• WHAT TO WORK ON
Report, as a bare number, how many lines hold "delfi".

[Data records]
###

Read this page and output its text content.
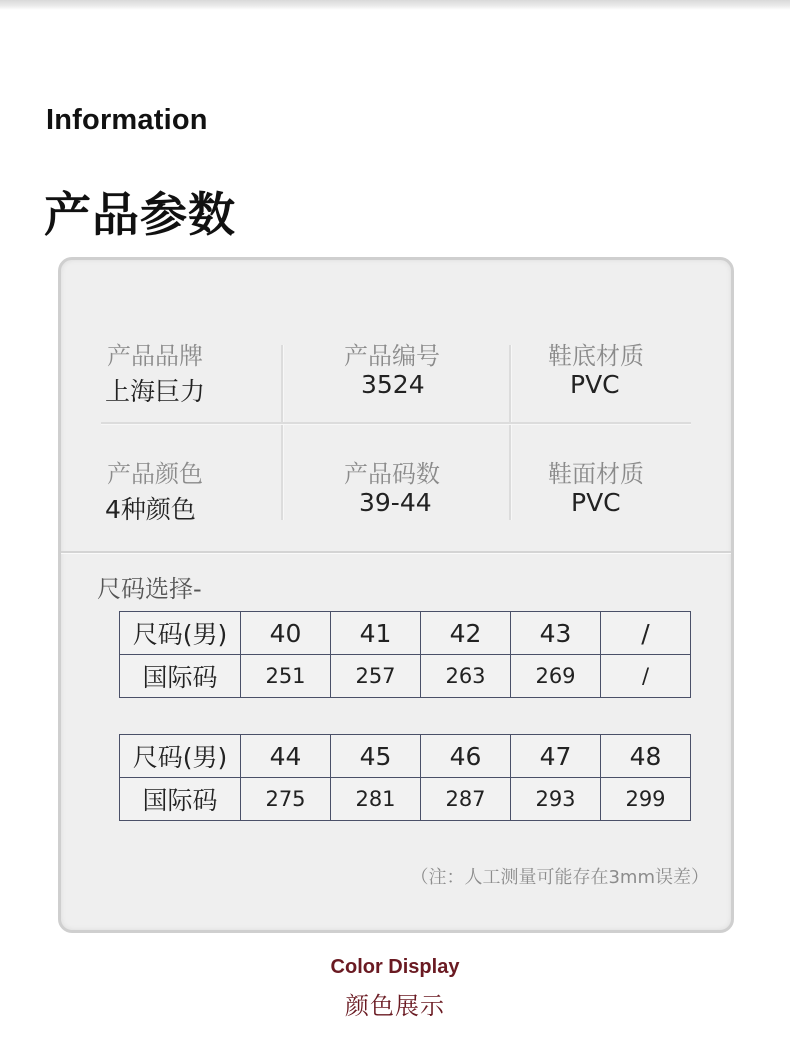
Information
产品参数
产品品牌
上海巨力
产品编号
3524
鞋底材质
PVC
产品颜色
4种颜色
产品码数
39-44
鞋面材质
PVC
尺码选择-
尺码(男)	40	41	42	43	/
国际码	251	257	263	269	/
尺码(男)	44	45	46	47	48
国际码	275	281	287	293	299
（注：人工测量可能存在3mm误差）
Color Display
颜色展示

###

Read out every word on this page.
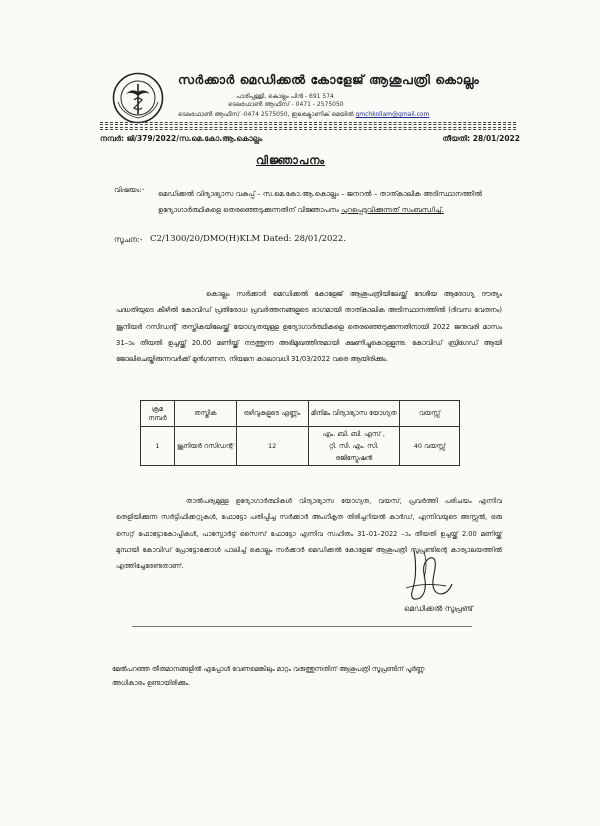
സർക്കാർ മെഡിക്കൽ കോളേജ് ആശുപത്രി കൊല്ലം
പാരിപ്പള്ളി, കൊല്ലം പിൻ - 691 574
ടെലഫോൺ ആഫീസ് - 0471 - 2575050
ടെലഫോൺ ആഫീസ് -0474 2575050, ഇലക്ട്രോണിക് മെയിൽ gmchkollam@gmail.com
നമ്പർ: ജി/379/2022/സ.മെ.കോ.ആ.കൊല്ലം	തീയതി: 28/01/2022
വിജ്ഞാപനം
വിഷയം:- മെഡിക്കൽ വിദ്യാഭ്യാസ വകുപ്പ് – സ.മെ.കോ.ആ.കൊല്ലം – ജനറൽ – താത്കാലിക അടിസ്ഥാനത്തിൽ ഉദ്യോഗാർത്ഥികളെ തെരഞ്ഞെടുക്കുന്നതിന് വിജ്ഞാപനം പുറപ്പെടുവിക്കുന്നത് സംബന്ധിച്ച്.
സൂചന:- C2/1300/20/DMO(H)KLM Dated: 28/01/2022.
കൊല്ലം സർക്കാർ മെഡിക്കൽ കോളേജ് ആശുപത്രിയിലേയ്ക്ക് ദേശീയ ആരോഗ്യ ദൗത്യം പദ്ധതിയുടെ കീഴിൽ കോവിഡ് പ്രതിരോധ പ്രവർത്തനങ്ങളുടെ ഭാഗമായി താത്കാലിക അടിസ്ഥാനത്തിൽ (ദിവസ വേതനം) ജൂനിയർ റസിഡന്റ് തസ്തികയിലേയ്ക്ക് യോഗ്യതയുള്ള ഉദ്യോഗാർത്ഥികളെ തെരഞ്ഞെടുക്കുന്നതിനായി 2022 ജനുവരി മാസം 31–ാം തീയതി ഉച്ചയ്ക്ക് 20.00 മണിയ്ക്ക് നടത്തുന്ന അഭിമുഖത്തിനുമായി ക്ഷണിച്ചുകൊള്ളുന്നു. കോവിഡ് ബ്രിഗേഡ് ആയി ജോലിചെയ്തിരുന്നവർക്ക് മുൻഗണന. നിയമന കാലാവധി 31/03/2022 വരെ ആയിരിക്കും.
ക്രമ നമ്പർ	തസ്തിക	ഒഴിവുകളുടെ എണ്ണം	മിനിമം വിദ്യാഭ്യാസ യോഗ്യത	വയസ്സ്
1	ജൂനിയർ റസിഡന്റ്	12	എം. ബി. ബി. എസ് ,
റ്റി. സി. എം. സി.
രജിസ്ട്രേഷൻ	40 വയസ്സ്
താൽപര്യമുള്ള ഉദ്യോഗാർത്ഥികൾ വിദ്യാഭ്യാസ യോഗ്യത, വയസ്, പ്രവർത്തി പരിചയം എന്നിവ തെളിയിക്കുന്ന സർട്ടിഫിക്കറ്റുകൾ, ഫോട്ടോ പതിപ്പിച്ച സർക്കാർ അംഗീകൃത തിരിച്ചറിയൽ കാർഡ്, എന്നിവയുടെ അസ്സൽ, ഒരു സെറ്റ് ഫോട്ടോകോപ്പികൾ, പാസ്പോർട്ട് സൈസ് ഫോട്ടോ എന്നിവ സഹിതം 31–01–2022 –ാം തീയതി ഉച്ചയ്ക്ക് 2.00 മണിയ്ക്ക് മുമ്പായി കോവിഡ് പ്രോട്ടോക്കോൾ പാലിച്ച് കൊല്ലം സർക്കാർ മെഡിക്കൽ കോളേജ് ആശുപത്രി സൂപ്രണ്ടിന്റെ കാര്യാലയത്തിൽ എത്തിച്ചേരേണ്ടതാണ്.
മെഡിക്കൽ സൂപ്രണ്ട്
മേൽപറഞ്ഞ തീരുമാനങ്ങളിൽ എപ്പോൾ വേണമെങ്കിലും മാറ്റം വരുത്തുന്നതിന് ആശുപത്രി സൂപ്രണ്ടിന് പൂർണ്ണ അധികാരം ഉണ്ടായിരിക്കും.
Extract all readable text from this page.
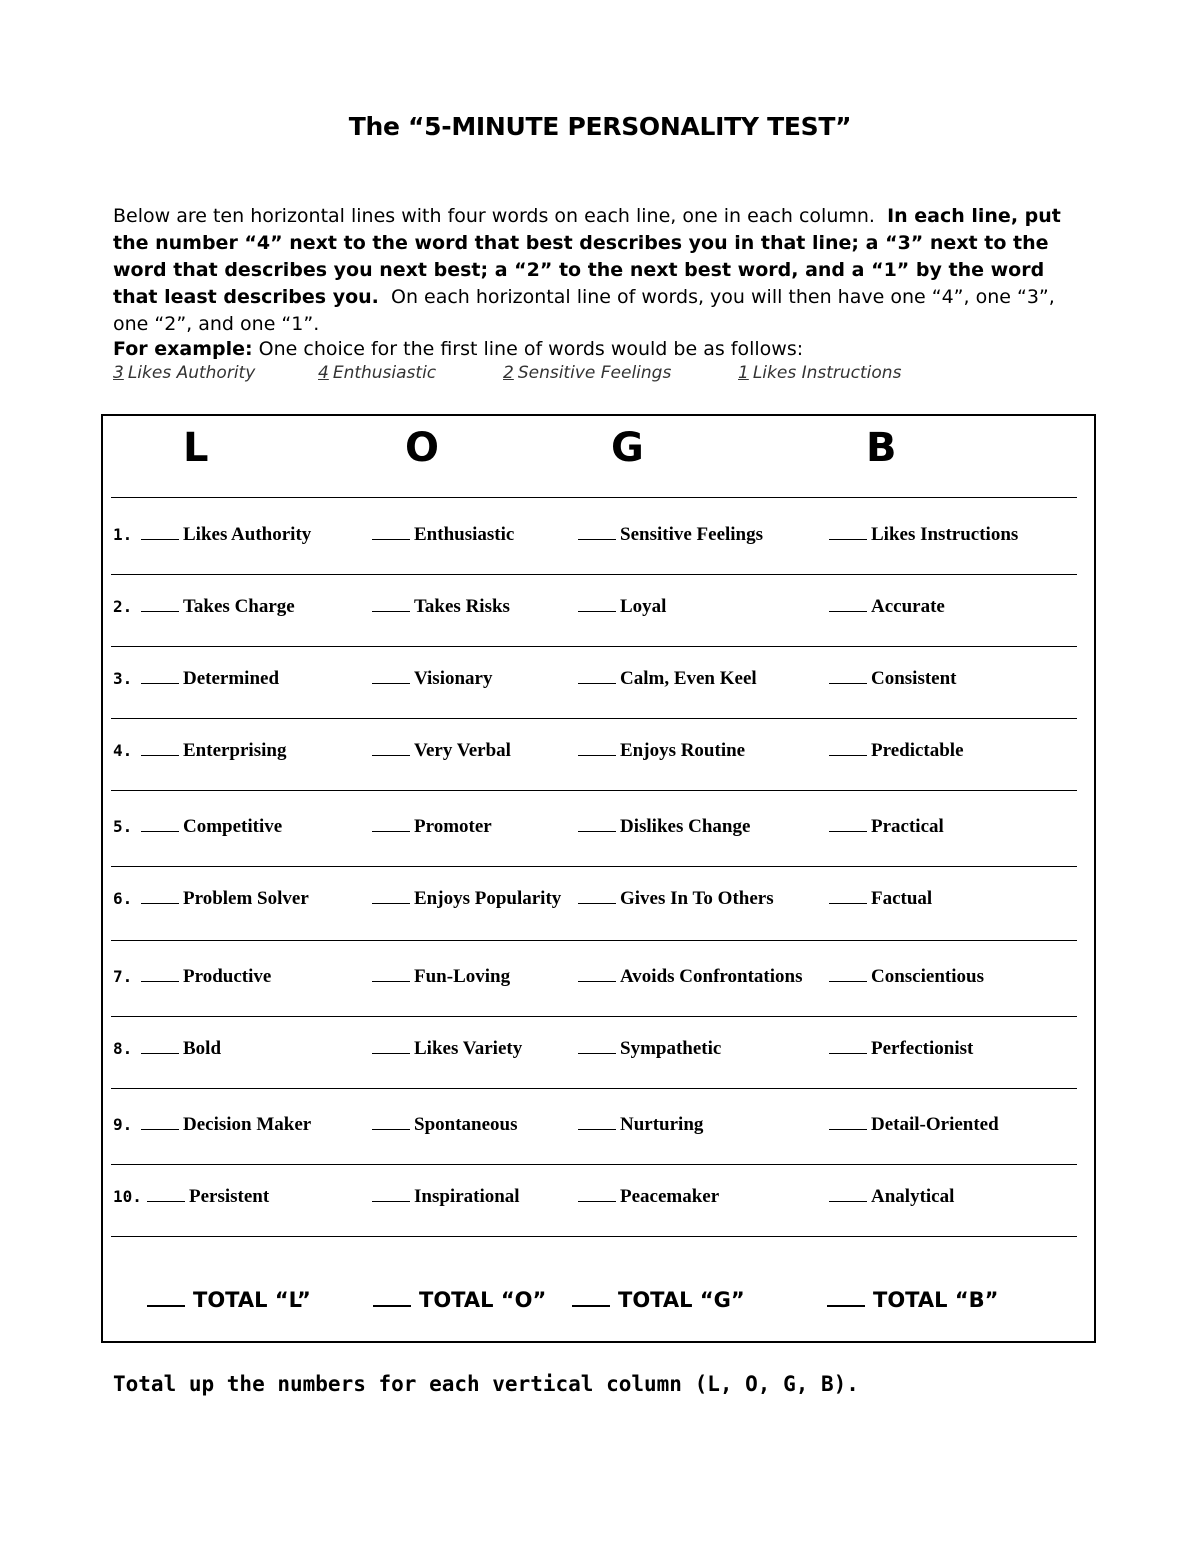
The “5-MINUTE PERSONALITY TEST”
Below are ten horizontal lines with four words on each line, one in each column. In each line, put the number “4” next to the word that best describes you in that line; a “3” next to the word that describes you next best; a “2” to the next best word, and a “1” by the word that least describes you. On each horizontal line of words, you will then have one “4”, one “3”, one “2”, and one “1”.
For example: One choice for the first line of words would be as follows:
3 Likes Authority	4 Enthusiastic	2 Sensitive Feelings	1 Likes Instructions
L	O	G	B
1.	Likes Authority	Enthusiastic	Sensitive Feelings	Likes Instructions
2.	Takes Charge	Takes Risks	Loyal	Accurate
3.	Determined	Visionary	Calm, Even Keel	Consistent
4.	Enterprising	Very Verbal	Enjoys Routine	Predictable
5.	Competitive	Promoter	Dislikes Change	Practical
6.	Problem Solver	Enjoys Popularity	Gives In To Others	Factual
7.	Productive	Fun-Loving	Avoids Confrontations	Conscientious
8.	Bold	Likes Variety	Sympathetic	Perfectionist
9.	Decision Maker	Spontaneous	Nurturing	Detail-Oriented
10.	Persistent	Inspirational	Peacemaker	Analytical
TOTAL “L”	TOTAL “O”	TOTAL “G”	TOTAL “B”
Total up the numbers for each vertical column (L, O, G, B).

###

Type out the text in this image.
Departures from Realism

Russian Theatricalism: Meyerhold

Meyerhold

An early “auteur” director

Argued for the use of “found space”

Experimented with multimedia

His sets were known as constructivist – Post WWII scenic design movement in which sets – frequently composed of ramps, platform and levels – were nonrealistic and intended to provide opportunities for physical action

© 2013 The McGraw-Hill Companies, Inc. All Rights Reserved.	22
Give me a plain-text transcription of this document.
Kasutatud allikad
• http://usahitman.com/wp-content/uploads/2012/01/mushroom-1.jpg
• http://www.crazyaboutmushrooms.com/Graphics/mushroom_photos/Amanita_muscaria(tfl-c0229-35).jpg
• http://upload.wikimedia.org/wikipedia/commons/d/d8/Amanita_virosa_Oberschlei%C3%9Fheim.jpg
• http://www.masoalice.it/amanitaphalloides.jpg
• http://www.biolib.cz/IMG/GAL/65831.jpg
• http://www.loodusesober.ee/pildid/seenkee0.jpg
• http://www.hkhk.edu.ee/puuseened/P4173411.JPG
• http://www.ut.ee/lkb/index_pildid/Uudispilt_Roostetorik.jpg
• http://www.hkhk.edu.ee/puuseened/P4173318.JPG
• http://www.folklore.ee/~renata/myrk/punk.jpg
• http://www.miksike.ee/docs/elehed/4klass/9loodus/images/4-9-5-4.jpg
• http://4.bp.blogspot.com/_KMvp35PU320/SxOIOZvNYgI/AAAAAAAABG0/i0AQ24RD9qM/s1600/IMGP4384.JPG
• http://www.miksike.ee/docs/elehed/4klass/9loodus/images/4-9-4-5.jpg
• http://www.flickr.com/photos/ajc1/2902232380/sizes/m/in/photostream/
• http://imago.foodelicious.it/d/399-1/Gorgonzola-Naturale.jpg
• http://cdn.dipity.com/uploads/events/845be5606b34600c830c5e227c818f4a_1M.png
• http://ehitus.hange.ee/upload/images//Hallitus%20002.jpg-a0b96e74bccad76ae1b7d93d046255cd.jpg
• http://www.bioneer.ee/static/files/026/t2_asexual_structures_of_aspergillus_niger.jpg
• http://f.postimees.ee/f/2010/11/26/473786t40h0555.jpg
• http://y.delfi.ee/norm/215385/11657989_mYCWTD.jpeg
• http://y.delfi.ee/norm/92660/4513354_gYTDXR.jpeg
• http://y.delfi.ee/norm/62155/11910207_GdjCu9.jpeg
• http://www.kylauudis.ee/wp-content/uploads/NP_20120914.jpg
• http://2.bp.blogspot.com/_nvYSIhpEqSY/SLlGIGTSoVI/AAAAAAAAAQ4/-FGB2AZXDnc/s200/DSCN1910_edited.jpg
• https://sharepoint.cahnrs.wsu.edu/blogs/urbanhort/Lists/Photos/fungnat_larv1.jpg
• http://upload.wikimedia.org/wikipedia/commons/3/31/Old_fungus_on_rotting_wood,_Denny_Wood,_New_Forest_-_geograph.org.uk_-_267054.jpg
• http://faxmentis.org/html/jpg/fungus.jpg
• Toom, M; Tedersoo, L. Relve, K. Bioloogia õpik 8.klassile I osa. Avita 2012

###

• SOLVED PROBLEM
3